===== PROVIDED ENTRIES

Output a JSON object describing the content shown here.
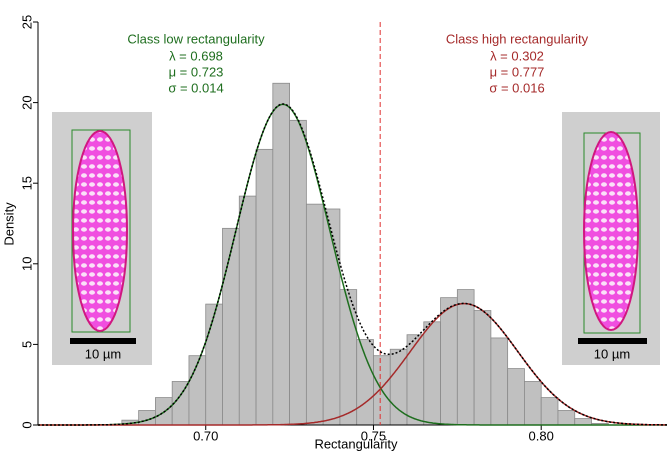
{
  "chart_data": {
    "type": "histogram",
    "x_label": "Rectangularity",
    "y_label": "Density",
    "bins": [
      0.675,
      0.68,
      0.685,
      0.69,
      0.695,
      0.7,
      0.705,
      0.71,
      0.715,
      0.72,
      0.725,
      0.73,
      0.735,
      0.74,
      0.745,
      0.75,
      0.755,
      0.76,
      0.765,
      0.77,
      0.775,
      0.78,
      0.785,
      0.79,
      0.795,
      0.8,
      0.805,
      0.81,
      0.815,
      0.82
    ],
    "values": [
      0.3,
      0.9,
      1.7,
      2.7,
      4.3,
      7.5,
      12.2,
      14.2,
      17.1,
      21.2,
      18.9,
      13.7,
      13.4,
      8.4,
      5.3,
      4.3,
      4.7,
      5.6,
      6.4,
      7.9,
      8.4,
      7.1,
      5.4,
      3.5,
      2.7,
      1.7,
      0.9,
      0.4,
      0.1
    ],
    "color": "#c0c0c0",
    "components": [
      {
        "name": "Class low rectangularity",
        "color": "#1e6e1e",
        "values": [
          0.698,
          0.723,
          0.014
        ],
        "value_labels": [
          "λ = 0.698",
          "μ = 0.723",
          "σ = 0.014"
        ]
      },
      {
        "name": "Class high rectangularity",
        "color": "#a52a2a",
        "values": [
          0.302,
          0.777,
          0.016
        ],
        "value_labels": [
          "λ = 0.302",
          "μ = 0.777",
          "σ = 0.016"
        ]
      }
    ],
    "threshold": 0.752,
    "xlim": [
      0.65,
      0.8375
    ],
    "ylim": [
      0,
      25
    ],
    "xticks": [
      {
        "value": 0.7,
        "label": "0.70"
      },
      {
        "value": 0.75,
        "label": "0.75"
      },
      {
        "value": 0.8,
        "label": "0.80"
      }
    ],
    "yticks": [
      0,
      5,
      10,
      15,
      20,
      25
    ],
    "annotations": [
      "10 µm",
      "10 µm"
    ]
  }
}
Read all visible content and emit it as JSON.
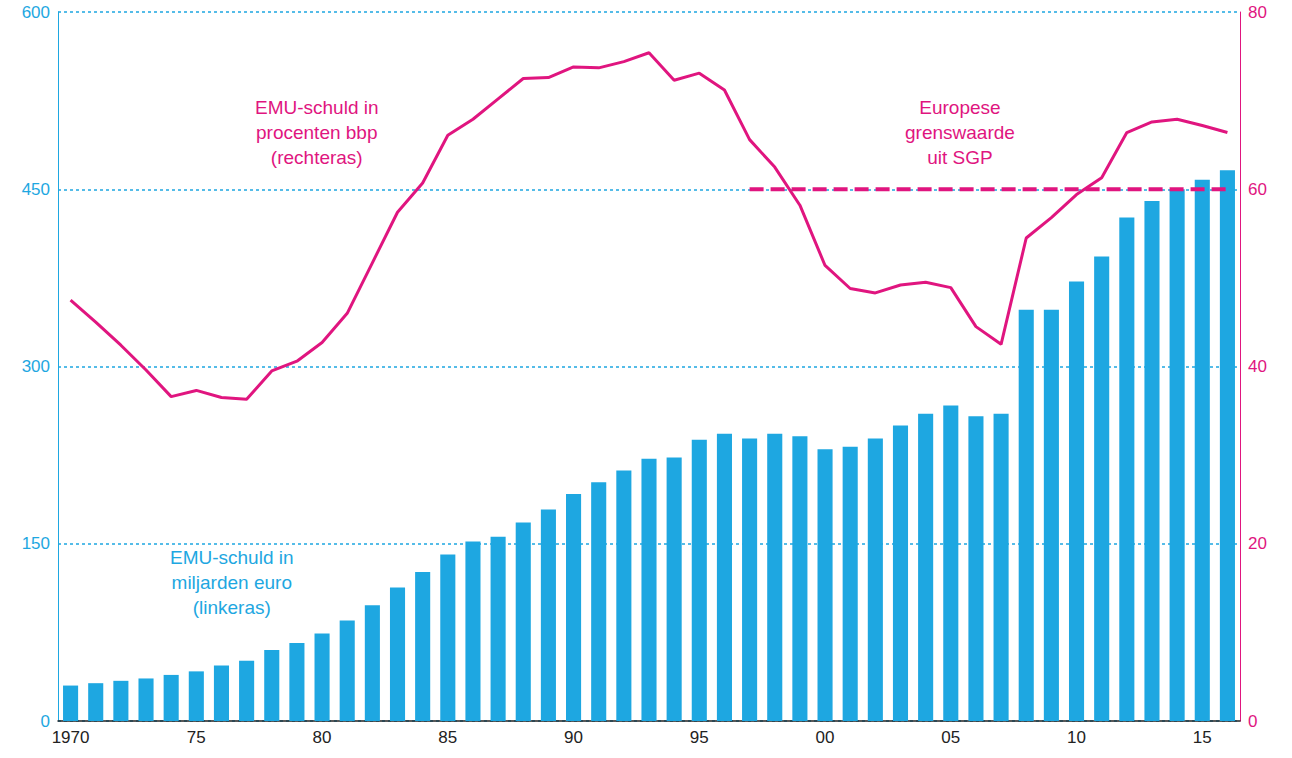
{
  "chart_data": {
    "type": "bar",
    "categories": [
      "1970",
      null,
      null,
      null,
      null,
      "75",
      null,
      null,
      null,
      null,
      "80",
      null,
      null,
      null,
      null,
      "85",
      null,
      null,
      null,
      null,
      "90",
      null,
      null,
      null,
      null,
      "95",
      null,
      null,
      null,
      null,
      "00",
      null,
      null,
      null,
      null,
      "05",
      null,
      null,
      null,
      null,
      "10",
      null,
      null,
      null,
      null,
      "15",
      null
    ],
    "series": [
      {
        "name": "EMU-schuld in\nmiljarden euro\n(linkeras)",
        "type": "bar",
        "color": "#1ea7e1",
        "values": [
          30,
          32,
          34,
          36,
          39,
          42,
          47,
          51,
          60,
          66,
          74,
          85,
          98,
          113,
          126,
          141,
          152,
          156,
          168,
          179,
          192,
          202,
          212,
          222,
          223,
          238,
          243,
          239,
          243,
          241,
          230,
          232,
          239,
          250,
          260,
          267,
          258,
          260,
          348,
          348,
          372,
          393,
          426,
          440,
          450,
          458,
          466
        ]
      },
      {
        "name": "EMU-schuld in\nprocenten bbp\n(rechteras)",
        "type": "line",
        "axis": "y2",
        "color": "#e0157f",
        "line_style": "solid",
        "values": [
          47.5,
          45,
          42.4,
          39.6,
          36.6,
          37.3,
          36.5,
          36.3,
          39.5,
          40.6,
          42.7,
          46,
          51.7,
          57.4,
          60.7,
          66.1,
          67.9,
          70.2,
          72.5,
          72.6,
          73.8,
          73.7,
          74.4,
          75.4,
          72.3,
          73.1,
          71.2,
          65.6,
          62.5,
          58.2,
          51.4,
          48.8,
          48.3,
          49.2,
          49.5,
          48.9,
          44.5,
          42.5,
          54.5,
          56.8,
          59.4,
          61.3,
          66.4,
          67.6,
          67.9,
          67.2,
          66.4
        ]
      },
      {
        "name": "Europese\ngrenswaarde\nuit SGP",
        "type": "line",
        "axis": "y2",
        "color": "#e0157f",
        "line_style": "dashed",
        "values": [
          null,
          null,
          null,
          null,
          null,
          null,
          null,
          null,
          null,
          null,
          null,
          null,
          null,
          null,
          null,
          null,
          null,
          null,
          null,
          null,
          null,
          null,
          null,
          null,
          null,
          null,
          null,
          60,
          60,
          60,
          60,
          60,
          60,
          60,
          60,
          60,
          60,
          60,
          60,
          60,
          60,
          60,
          60,
          60,
          60,
          60,
          60
        ]
      }
    ],
    "ylim": [
      0,
      600
    ],
    "yticks": [
      0,
      150,
      300,
      450,
      600
    ],
    "y2lim": [
      0,
      80
    ],
    "y2ticks": [
      0,
      20,
      40,
      60,
      80
    ],
    "grid": true
  }
}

==========

**REQUIREMENTS**. Please transcribe the material above exactly as written. Leave the pictures out.

**WRITTEN ANSWER**.
Output a JSON object describing the content shown here.
{
  "chart_data": {
    "type": "histogram",
    "x_label": "Rectangularity",
    "y_label": "Density",
    "bins": [
      0.675,
      0.68,
      0.685,
      0.69,
      0.695,
      0.7,
      0.705,
      0.71,
      0.715,
      0.72,
      0.725,
      0.73,
      0.735,
      0.74,
      0.745,
      0.75,
      0.755,
      0.76,
      0.765,
      0.77,
      0.775,
      0.78,
      0.785,
      0.79,
      0.795,
      0.8,
      0.805,
      0.81,
      0.815,
      0.82
    ],
    "values": [
      0.3,
      0.9,
      1.7,
      2.7,
      4.3,
      7.5,
      12.2,
      14.2,
      17.1,
      21.2,
      18.9,
      13.7,
      13.4,
      8.4,
      5.3,
      4.3,
      4.7,
      5.6,
      6.4,
      7.9,
      8.4,
      7.1,
      5.4,
      3.5,
      2.7,
      1.7,
      0.9,
      0.4,
      0.1
    ],
    "color": "#c0c0c0",
    "components": [
      {
        "name": "Class low rectangularity",
        "color": "#1e6e1e",
        "values": [
          0.698,
          0.723,
          0.014
        ],
        "value_labels": [
          "λ = 0.698",
          "μ = 0.723",
          "σ = 0.014"
        ]
      },
      {
        "name": "Class high rectangularity",
        "color": "#a52a2a",
        "values": [
          0.302,
          0.777,
          0.016
        ],
        "value_labels": [
          "λ = 0.302",
          "μ = 0.777",
          "σ = 0.016"
        ]
      }
    ],
    "threshold": 0.752,
    "xlim": [
      0.65,
      0.8375
    ],
    "ylim": [
      0,
      25
    ],
    "xticks": [
      {
        "value": 0.7,
        "label": "0.70"
      },
      {
        "value": 0.75,
        "label": "0.75"
      },
      {
        "value": 0.8,
        "label": "0.80"
      }
    ],
    "yticks": [
      0,
      5,
      10,
      15,
      20,
      25
    ],
    "annotations": [
      "10 µm",
      "10 µm"
    ]
  }
}
Read all visible content and emit it as JSON.
{
  "chart_data": {
    "type": "bar",
    "categories": [
      "1970",
      null,
      null,
      null,
      null,
      "75",
      null,
      null,
      null,
      null,
      "80",
      null,
      null,
      null,
      null,
      "85",
      null,
      null,
      null,
      null,
      "90",
      null,
      null,
      null,
      null,
      "95",
      null,
      null,
      null,
      null,
      "00",
      null,
      null,
      null,
      null,
      "05",
      null,
      null,
      null,
      null,
      "10",
      null,
      null,
      null,
      null,
      "15",
      null
    ],
    "series": [
      {
        "name": "EMU-schuld in\nmiljarden euro\n(linkeras)",
        "type": "bar",
        "color": "#1ea7e1",
        "values": [
          30,
          32,
          34,
          36,
          39,
          42,
          47,
          51,
          60,
          66,
          74,
          85,
          98,
          113,
          126,
          141,
          152,
          156,
          168,
          179,
          192,
          202,
          212,
          222,
          223,
          238,
          243,
          239,
          243,
          241,
          230,
          232,
          239,
          250,
          260,
          267,
          258,
          260,
          348,
          348,
          372,
          393,
          426,
          440,
          450,
          458,
          466
        ]
      },
      {
        "name": "EMU-schuld in\nprocenten bbp\n(rechteras)",
        "type": "line",
        "axis": "y2",
        "color": "#e0157f",
        "line_style": "solid",
        "values": [
          47.5,
          45,
          42.4,
          39.6,
          36.6,
          37.3,
          36.5,
          36.3,
          39.5,
          40.6,
          42.7,
          46,
          51.7,
          57.4,
          60.7,
          66.1,
          67.9,
          70.2,
          72.5,
          72.6,
          73.8,
          73.7,
          74.4,
          75.4,
          72.3,
          73.1,
          71.2,
          65.6,
          62.5,
          58.2,
          51.4,
          48.8,
          48.3,
          49.2,
          49.5,
          48.9,
          44.5,
          42.5,
          54.5,
          56.8,
          59.4,
          61.3,
          66.4,
          67.6,
          67.9,
          67.2,
          66.4
        ]
      },
      {
        "name": "Europese\ngrenswaarde\nuit SGP",
        "type": "line",
        "axis": "y2",
        "color": "#e0157f",
        "line_style": "dashed",
        "values": [
          null,
          null,
          null,
          null,
          null,
          null,
          null,
          null,
          null,
          null,
          null,
          null,
          null,
          null,
          null,
          null,
          null,
          null,
          null,
          null,
          null,
          null,
          null,
          null,
          null,
          null,
          null,
          60,
          60,
          60,
          60,
          60,
          60,
          60,
          60,
          60,
          60,
          60,
          60,
          60,
          60,
          60,
          60,
          60,
          60,
          60,
          60
        ]
      }
    ],
    "ylim": [
      0,
      600
    ],
    "yticks": [
      0,
      150,
      300,
      450,
      600
    ],
    "y2lim": [
      0,
      80
    ],
    "y2ticks": [
      0,
      20,
      40,
      60,
      80
    ],
    "grid": true
  }
}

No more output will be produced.